Provided material:
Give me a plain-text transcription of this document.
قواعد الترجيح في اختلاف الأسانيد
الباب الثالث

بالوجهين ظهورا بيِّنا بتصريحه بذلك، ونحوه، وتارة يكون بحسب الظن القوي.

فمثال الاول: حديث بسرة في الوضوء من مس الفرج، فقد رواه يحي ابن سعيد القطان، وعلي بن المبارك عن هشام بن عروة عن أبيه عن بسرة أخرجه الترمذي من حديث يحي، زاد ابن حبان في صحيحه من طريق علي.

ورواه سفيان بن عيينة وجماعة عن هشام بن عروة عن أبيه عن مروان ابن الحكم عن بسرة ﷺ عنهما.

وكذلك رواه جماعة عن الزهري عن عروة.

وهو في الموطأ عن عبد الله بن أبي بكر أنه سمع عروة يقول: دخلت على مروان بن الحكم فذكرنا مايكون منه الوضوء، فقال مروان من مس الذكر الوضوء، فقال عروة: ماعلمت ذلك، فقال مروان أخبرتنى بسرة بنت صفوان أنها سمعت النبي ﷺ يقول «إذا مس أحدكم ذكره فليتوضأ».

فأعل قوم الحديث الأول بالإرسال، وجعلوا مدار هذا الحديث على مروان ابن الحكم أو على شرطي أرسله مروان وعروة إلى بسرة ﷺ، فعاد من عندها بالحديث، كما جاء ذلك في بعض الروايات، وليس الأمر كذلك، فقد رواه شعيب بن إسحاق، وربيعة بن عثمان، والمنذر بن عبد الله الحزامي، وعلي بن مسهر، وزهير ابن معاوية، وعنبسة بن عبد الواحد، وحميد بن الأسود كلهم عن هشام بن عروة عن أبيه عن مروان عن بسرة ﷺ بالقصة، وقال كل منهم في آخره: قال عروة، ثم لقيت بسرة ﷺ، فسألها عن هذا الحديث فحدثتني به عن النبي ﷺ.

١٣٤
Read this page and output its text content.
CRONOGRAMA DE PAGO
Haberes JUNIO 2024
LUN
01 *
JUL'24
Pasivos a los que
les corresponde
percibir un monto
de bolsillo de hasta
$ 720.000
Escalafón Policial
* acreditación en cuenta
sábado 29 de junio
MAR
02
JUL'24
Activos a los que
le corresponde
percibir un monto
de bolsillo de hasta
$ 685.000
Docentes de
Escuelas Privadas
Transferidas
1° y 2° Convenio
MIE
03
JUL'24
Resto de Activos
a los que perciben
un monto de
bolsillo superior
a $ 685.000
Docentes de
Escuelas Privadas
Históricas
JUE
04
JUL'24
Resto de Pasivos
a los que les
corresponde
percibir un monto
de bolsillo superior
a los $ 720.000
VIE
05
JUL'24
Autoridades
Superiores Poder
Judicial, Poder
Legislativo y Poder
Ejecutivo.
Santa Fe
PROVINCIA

Problem statement:
Set down, exactly and in full, the lines from the one containing "Read this page and output its text content." through the end of the entries; no other line belongs.

Reply:
Read this page and output its text content.
CRONOGRAMA DE PAGO
Haberes JUNIO 2024
LUN
01 *
JUL'24
Pasivos a los que
les corresponde
percibir un monto
de bolsillo de hasta
$ 720.000
Escalafón Policial
* acreditación en cuenta
sábado 29 de junio
MAR
02
JUL'24
Activos a los que
le corresponde
percibir un monto
de bolsillo de hasta
$ 685.000
Docentes de
Escuelas Privadas
Transferidas
1° y 2° Convenio
MIE
03
JUL'24
Resto de Activos
a los que perciben
un monto de
bolsillo superior
a $ 685.000
Docentes de
Escuelas Privadas
Históricas
JUE
04
JUL'24
Resto de Pasivos
a los que les
corresponde
percibir un monto
de bolsillo superior
a los $ 720.000
VIE
05
JUL'24
Autoridades
Superiores Poder
Judicial, Poder
Legislativo y Poder
Ejecutivo.
Santa Fe
PROVINCIA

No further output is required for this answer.